---------- Data supplied

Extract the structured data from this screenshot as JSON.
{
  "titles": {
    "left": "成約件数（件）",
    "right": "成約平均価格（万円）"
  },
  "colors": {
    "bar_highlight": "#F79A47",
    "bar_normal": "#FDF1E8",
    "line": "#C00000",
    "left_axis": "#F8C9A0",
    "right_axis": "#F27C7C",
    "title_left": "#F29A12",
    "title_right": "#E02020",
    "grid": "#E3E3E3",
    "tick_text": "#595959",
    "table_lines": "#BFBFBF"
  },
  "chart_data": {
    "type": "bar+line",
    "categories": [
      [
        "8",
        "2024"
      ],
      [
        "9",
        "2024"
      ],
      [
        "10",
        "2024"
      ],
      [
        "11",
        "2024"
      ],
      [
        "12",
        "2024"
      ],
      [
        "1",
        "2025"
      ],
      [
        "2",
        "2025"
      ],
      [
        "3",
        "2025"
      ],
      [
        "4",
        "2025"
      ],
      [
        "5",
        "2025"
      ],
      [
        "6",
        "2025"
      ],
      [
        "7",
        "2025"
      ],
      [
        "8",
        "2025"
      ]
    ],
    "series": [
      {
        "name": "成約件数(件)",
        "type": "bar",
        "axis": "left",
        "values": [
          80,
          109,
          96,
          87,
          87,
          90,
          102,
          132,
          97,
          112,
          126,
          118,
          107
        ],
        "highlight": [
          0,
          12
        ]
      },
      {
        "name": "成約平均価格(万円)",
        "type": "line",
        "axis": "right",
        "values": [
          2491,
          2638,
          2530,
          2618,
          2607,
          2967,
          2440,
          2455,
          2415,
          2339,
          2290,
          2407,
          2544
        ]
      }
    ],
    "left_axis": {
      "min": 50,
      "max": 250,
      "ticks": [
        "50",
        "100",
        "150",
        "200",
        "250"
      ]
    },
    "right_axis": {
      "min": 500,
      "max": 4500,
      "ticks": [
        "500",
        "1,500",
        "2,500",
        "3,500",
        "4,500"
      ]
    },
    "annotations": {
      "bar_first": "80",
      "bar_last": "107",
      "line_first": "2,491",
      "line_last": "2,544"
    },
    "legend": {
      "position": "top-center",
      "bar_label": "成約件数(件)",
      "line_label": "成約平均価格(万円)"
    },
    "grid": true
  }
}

--------------------
---------- Data supplied

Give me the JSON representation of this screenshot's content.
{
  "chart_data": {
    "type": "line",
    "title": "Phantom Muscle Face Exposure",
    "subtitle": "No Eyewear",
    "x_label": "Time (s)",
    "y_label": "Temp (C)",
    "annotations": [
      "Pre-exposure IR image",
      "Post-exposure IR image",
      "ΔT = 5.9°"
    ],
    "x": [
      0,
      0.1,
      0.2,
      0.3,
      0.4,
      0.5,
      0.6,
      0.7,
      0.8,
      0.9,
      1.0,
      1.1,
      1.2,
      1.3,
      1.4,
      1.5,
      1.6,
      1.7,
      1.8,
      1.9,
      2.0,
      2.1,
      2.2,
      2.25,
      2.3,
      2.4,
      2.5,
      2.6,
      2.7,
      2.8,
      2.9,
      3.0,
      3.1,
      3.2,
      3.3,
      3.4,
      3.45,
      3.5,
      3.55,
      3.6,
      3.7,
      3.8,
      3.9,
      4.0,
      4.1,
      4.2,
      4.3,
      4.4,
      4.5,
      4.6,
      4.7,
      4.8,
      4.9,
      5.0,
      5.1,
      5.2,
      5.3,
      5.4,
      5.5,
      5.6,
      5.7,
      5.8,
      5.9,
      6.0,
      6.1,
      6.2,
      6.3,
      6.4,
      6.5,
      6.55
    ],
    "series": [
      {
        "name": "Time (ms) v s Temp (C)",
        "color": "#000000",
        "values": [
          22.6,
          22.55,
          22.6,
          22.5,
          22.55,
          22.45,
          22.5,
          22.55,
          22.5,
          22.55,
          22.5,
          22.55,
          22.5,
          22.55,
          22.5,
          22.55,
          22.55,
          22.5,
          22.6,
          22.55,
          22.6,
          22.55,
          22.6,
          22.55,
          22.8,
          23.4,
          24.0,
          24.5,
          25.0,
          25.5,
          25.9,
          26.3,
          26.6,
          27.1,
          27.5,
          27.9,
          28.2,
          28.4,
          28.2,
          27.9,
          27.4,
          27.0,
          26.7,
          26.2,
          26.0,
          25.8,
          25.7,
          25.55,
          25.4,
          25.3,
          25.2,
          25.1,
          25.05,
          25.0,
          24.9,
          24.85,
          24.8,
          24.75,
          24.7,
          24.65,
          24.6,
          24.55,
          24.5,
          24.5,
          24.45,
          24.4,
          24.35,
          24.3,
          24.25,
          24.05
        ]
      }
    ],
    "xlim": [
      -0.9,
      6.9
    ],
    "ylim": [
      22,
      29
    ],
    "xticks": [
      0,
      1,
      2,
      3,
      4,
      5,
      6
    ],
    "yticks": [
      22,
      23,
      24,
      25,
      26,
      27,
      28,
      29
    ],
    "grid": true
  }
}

--------------------

Every line above that contains the word "JSON" should be reported.

### Result for this task
Extract the structured data from this screenshot as JSON.
Give me the JSON representation of this screenshot's content.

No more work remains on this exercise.